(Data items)
################

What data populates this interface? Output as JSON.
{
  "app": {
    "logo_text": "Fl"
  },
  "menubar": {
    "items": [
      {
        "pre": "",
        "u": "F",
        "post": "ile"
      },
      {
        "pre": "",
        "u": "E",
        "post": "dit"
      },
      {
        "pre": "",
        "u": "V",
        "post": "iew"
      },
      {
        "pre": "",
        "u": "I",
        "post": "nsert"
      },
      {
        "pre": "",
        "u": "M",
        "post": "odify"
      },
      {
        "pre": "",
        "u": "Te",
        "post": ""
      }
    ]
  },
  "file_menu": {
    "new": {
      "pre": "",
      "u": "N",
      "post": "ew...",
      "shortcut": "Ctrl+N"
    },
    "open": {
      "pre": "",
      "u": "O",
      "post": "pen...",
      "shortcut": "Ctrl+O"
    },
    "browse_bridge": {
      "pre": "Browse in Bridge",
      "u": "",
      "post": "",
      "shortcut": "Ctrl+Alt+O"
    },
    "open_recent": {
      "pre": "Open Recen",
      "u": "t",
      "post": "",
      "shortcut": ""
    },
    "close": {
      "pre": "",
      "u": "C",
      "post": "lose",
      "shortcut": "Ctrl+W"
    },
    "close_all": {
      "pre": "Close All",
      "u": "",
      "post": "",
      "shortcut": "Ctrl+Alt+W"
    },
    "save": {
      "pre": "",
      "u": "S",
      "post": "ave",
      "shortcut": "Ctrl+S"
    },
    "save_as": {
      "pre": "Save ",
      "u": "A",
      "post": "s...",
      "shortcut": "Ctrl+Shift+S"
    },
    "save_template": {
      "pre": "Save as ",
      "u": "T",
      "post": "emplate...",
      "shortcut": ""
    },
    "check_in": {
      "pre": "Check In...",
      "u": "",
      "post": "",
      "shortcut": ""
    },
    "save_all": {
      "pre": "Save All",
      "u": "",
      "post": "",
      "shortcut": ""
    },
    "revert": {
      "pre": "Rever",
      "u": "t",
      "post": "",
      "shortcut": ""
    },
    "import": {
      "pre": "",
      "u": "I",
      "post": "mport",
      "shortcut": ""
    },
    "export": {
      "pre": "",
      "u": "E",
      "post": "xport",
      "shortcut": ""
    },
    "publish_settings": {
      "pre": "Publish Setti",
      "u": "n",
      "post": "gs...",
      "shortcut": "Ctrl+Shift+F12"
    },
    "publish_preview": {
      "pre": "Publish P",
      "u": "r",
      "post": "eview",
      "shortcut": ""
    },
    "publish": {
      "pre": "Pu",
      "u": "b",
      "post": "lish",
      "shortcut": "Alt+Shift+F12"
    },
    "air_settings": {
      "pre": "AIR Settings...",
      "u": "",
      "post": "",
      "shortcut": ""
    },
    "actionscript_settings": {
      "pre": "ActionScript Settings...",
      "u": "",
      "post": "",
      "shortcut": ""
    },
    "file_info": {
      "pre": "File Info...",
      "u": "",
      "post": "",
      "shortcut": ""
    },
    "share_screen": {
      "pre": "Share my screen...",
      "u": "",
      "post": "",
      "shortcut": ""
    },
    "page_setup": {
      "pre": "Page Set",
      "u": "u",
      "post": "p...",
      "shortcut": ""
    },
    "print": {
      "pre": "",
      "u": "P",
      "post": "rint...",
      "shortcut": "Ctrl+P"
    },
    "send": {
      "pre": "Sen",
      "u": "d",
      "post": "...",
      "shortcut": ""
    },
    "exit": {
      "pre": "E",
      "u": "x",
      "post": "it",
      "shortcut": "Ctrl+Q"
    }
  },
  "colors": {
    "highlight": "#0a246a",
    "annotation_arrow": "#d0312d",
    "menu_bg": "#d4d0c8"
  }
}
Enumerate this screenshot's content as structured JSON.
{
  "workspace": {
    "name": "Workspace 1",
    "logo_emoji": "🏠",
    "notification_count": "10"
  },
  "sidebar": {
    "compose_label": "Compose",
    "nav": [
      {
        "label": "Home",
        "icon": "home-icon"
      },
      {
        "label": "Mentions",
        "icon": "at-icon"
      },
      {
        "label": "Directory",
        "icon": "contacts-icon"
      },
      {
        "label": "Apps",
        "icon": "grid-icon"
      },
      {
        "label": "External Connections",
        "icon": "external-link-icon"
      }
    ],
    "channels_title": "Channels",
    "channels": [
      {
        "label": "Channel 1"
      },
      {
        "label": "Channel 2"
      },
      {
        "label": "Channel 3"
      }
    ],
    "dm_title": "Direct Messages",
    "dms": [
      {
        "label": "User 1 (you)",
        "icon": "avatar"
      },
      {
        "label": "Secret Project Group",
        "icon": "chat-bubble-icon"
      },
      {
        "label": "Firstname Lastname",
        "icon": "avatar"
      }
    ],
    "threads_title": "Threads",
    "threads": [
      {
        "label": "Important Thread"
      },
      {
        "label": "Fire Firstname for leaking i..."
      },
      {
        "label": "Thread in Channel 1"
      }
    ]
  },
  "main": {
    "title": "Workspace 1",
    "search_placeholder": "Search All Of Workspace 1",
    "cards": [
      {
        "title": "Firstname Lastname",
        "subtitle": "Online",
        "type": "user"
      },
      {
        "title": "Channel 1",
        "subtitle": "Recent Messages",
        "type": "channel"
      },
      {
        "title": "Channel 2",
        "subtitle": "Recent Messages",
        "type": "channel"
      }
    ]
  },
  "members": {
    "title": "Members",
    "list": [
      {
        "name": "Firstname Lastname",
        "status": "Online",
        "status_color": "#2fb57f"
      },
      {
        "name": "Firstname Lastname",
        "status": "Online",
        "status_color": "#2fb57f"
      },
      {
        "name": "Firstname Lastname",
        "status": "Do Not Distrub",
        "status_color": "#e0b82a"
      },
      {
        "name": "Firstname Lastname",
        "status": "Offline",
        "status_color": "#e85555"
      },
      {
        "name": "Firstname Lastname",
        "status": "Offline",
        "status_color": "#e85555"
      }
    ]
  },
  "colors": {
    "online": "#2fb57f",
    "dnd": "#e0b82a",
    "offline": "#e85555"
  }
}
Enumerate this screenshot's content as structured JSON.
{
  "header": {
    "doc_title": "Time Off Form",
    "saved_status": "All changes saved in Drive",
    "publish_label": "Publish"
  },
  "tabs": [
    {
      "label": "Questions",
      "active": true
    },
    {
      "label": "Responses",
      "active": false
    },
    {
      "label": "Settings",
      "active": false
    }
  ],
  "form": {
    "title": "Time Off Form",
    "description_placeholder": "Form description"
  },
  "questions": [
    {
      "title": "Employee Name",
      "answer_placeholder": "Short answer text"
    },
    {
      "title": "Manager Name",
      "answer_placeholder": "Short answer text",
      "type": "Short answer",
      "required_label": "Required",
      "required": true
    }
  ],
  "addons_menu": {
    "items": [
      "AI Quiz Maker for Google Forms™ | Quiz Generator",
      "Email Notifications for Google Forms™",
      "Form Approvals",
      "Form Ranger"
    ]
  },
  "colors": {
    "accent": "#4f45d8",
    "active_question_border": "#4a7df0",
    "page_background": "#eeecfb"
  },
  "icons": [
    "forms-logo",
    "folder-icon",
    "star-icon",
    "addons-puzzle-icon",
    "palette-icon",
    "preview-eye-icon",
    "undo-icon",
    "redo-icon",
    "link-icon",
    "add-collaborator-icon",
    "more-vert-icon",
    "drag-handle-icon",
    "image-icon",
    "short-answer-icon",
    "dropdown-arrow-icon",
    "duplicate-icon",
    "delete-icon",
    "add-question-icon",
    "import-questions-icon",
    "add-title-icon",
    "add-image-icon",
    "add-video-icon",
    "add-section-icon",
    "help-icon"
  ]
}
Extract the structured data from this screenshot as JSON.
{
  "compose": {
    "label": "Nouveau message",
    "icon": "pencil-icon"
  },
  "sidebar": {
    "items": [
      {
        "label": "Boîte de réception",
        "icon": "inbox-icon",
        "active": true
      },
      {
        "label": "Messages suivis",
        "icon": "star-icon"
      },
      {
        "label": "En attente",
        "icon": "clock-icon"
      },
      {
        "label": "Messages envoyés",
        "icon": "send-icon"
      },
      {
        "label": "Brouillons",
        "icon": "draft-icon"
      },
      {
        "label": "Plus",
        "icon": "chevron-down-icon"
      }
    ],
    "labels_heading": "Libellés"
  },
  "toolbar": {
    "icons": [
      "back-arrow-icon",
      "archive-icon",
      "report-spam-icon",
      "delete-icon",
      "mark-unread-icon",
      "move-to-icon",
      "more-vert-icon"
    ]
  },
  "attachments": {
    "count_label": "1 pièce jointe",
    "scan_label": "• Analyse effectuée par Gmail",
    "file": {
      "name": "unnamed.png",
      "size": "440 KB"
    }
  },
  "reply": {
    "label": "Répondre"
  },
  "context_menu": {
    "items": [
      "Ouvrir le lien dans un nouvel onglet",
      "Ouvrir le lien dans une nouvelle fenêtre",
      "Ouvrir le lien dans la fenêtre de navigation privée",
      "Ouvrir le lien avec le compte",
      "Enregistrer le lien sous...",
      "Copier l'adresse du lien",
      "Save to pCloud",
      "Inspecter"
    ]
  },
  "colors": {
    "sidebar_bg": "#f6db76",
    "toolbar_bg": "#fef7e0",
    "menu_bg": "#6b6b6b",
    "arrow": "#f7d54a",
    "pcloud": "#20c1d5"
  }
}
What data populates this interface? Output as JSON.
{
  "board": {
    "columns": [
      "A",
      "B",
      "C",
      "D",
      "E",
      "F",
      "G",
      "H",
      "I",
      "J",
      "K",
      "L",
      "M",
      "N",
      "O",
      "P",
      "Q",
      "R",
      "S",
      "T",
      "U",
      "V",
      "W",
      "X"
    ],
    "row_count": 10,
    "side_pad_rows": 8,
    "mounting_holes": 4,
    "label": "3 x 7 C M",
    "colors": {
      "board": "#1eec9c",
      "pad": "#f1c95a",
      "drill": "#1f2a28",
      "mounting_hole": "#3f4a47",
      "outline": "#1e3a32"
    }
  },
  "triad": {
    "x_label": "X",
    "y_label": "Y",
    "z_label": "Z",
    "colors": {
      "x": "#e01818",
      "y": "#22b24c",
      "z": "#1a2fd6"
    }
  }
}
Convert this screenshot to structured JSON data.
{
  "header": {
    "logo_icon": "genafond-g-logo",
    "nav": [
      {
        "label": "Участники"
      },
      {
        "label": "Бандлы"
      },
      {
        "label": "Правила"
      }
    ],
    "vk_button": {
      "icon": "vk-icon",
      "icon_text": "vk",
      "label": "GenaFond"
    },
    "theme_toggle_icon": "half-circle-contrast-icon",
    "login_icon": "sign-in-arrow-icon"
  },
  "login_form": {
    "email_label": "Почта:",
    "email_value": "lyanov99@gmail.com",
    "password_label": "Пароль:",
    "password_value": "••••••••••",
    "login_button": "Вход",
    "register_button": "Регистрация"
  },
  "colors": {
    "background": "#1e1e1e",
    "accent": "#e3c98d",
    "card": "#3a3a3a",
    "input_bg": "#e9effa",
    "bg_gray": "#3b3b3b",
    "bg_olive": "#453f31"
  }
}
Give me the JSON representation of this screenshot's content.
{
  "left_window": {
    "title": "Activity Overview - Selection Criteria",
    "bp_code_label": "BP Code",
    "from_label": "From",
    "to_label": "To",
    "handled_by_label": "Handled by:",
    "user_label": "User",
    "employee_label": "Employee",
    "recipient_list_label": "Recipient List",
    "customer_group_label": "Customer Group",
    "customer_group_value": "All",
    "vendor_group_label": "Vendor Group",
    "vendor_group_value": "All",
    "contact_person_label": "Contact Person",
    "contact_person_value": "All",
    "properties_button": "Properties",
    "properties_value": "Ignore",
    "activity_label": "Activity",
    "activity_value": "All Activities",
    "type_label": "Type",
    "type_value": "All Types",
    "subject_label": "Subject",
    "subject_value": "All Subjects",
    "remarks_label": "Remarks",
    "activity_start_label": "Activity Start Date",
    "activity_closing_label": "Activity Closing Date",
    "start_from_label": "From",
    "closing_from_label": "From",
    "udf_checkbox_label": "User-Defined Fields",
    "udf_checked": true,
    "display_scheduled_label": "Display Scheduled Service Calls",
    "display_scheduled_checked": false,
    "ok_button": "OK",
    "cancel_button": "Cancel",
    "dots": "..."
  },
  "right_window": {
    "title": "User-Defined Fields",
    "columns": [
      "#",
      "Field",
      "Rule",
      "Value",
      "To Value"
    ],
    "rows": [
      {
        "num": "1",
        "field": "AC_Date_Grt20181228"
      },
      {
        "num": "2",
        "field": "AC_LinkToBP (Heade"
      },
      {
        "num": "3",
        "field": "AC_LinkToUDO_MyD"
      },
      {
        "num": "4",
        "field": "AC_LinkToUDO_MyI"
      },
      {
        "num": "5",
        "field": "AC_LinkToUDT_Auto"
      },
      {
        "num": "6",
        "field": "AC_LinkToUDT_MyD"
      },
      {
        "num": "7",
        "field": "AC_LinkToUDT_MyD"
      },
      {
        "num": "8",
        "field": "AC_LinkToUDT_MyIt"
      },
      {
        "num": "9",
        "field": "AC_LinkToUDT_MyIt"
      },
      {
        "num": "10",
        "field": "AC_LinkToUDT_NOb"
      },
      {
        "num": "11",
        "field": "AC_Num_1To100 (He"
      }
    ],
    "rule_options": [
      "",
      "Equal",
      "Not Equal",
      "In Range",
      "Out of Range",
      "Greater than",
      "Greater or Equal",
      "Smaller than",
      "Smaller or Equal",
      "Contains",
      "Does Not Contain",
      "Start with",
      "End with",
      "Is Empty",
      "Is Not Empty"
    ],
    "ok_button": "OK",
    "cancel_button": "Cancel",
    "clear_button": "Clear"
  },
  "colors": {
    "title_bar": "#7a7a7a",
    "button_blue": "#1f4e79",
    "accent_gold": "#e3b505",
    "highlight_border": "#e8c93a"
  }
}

################

- SET TASK: From the data above, copy each line that holds "JSON".

- RESPONSE BELOW:
What data populates this interface? Output as JSON.
Enumerate this screenshot's content as structured JSON.
Enumerate this screenshot's content as structured JSON.
Extract the structured data from this screenshot as JSON.
What data populates this interface? Output as JSON.
Convert this screenshot to structured JSON data.
Give me the JSON representation of this screenshot's content.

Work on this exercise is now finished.